- Given exercise 1 -
Show each line in the entries below that contains the string "left".

- Quoted text -

I just found out about this all of 30 seconds ago, and after snuffling at the computer screen, I immediately went on to ScienceBlogs to see if anybody had mentioned it, so thank you.

Hopefully everybody will be giving Clarke his due commentary.

Such a brilliant writer, I can't even handle it. Have you read Childhood's End, The Trigger, or The Light of Other Days?

I was just blown away.

By Pel Beyak (not verified) on 18 Mar 2008 #permalink

As a software developer specializing in user interfaces, I prefer and code by the first corollary of Clarke's Third Law: Any technology distinguishable from magic is insufficiently advanced.

By Joe Shelby (not verified) on 18 Mar 2008 #permalink

I myself am the synthesizer of the Clarke - Sturgeon law: 90% of any sufficiently advanced technology is indistinguishable from crap.

By Larry Lennhoff (not verified) on 18 Mar 2008 #permalink

Joe -

I love that corollary. Keep with it!

Only one question: Is it the American "core-o'lairy" or the British "cuh-ROL-ary"?!

I tend to use "CORE-o[r]-lary". Guess its how English in America has changed (slightly) with the influence of the Irish Dactylic (DA da da - think a limerick poem) over English's historical Iambic (da DA).

- Given exercise 2 -
Name every book title mentioned in the comments about Clarke.

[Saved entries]

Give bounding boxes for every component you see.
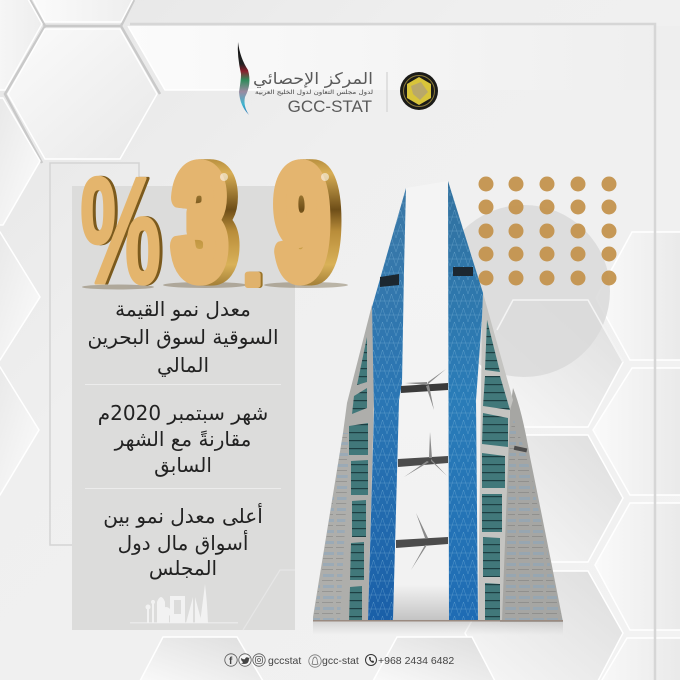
statement 1: السوقية لسوق البحرين xyxy=(87,325,279,349)
percent sign: % xyxy=(80,146,161,316)
icon: instagram xyxy=(253,654,265,666)
illustration: Bahrain World Trade Center towers xyxy=(313,181,563,635)
statement 1: معدل نمو القيمة xyxy=(115,297,251,321)
statement 1: المالي xyxy=(157,353,209,378)
digit 9: 9 xyxy=(281,139,333,306)
panel: left text panel xyxy=(72,186,295,630)
icon: ribbon stripes xyxy=(238,42,249,115)
digit 9: 9 xyxy=(287,139,339,306)
sky bridges xyxy=(396,383,448,548)
wind turbines xyxy=(404,369,447,570)
right outer sail xyxy=(500,388,563,622)
icon: GCC skyline xyxy=(130,584,238,624)
logo text: GCC-STAT xyxy=(288,97,372,116)
logo text: لدول مجلس التعاون لدول الخليج العربية xyxy=(255,89,373,96)
left blue tower xyxy=(368,188,406,620)
decimal point: . xyxy=(243,222,262,300)
handle: gccstat xyxy=(268,655,301,667)
hexagon outline over circle xyxy=(497,300,623,362)
ground shadow xyxy=(313,621,563,635)
statement 3: أعلى معدل نمو بين xyxy=(103,503,263,528)
phone: +968 2434 6482 xyxy=(378,655,454,667)
digit 3: 3 xyxy=(174,139,226,306)
logo text: المركز الإحصائي xyxy=(253,69,373,89)
right sail windows xyxy=(482,320,510,620)
statement 2: السابق xyxy=(154,453,212,477)
big number: %3.9 xyxy=(80,139,348,316)
grey circle xyxy=(438,205,610,377)
icon: facebook: f xyxy=(229,656,233,667)
digit 3: 3 xyxy=(182,139,234,306)
digit 9: 9 xyxy=(284,139,336,306)
highlights xyxy=(220,173,329,181)
digit 3: 3 xyxy=(185,139,237,306)
decorative frame xyxy=(130,24,655,680)
digit 9: 9 xyxy=(278,139,330,306)
digit 3: 3 xyxy=(179,139,231,306)
dot grid xyxy=(478,176,616,286)
logo text xyxy=(253,69,373,116)
handle: gcc-stat xyxy=(322,655,359,667)
shadows xyxy=(82,282,348,290)
statement 2: شهر سبتمبر 2020م xyxy=(98,401,268,425)
digit 9: 9 xyxy=(276,139,328,306)
gray gaps between top-left hexagons xyxy=(5,0,160,163)
footer: social contacts xyxy=(225,654,454,667)
right blue tower xyxy=(448,181,483,620)
icon: GCC emblem xyxy=(400,72,438,110)
percent sign: % xyxy=(83,146,164,316)
gap between towers xyxy=(393,181,449,620)
digit 3: 3 xyxy=(176,139,228,306)
left sail windows xyxy=(349,337,368,621)
icon: facebook xyxy=(225,654,237,667)
icon: snapchat xyxy=(309,655,321,667)
statement 3: المجلس xyxy=(149,556,217,580)
icon: twitter xyxy=(239,654,251,666)
icon: whatsapp xyxy=(366,654,376,666)
logo: GCC-STAT xyxy=(238,42,438,116)
left outer sail xyxy=(313,305,374,621)
tower slots xyxy=(380,274,399,287)
tower base line xyxy=(313,620,563,622)
statement 2: مقارنةً مع الشهر xyxy=(114,427,251,451)
decimal point: . xyxy=(245,222,264,300)
statement 3: أسواق مال دول xyxy=(118,530,248,555)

- Finished answer 1 -
panel: left text panel xyxy=(72,186,295,630)
left blue tower xyxy=(368,188,406,620)
gray gaps between top-left hexagons xyxy=(5,0,160,163)
left sail windows xyxy=(349,337,368,621)
left outer sail xyxy=(313,305,374,621)

- Finished answer 2 -
Childhood's End
The Trigger
The Light of Other Days